» **Exercise set**
1. In the forum thread about email services, what happens to ads with the Fast.FM service?
2. Please explain, using the forum thread about email services, why Del says it is really bad to keep both e-mail and search information in one place.

» **Quoted passage**
━━━━━━━━━━━━━━━━━━━━

Hotmail is still Hotmail unfortunately despite any improvements over the years. Hotmail receives all mail mixed together in one window while others separate spam for any you have set as approved into inbox or spam folders. The Fast.FM service is totally free of ads which are deleted automatically before even reaching any of your folders as well as having a better spam reporting option.


----------



## Shane (Mar 14, 2007)

why do you dislike hotmail?

ive used it for ages and never had any problems with it,I get emails usualy in seconds.


----------



## PC eye (Mar 15, 2007)

When Hotmail was used here some years back the amount of incoming spam said it all. Even an account at inbox.com will see spam but sent into a spam folder separate from the inbox. Hotmail always lacked that as well as the free accounts at several ISPs where spam is mixed right in with any valid emails.


----------



## Del (Mar 15, 2007)

ETSA said:


> www.bluebottle.com


Thank you, I'm checking it out right now.



codeman0013 said:


> I'm confused if you use google y cant you use their email even if you dont i use gmail for all my forums its great...


It's spelled "WHY", and my spelling isn't that great, 'i' as a pronoun should be capitolized.
Because ALL search engines collect data on all of your searches, ALL browser e-mail services read you e-mail, automatically. Then at least most of this information is stored on the site's servers. Normally to target ads (automatically) but crackers(illiegal hackers) and governments(with a court battle) can access that information on you. If both your e-mail AND your search info was all in one place instead of two that's really bad, someone could know more about you than your closest friend or parent.

━━━━━━━━━━━━━━━━━━━━

» **Recorded information**
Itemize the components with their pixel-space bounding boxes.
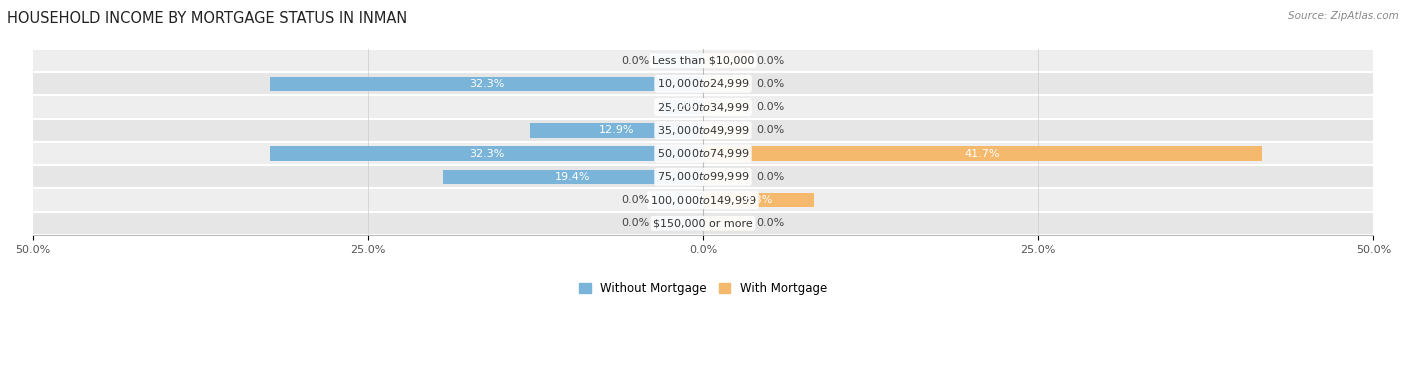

━━━━━━━━━━━━━━━━━━━━

» **Expected responses**
1. They are deleted automatically before they reach any of your folders.

2. Del says all search engines collect data on your searches and all browser e-mail services read your e-mail automatically, with most of that information stored on the site's servers, where crackers and governments can get at it. If both kinds of information sit in one place, someone could know more about you than your closest friend or parent.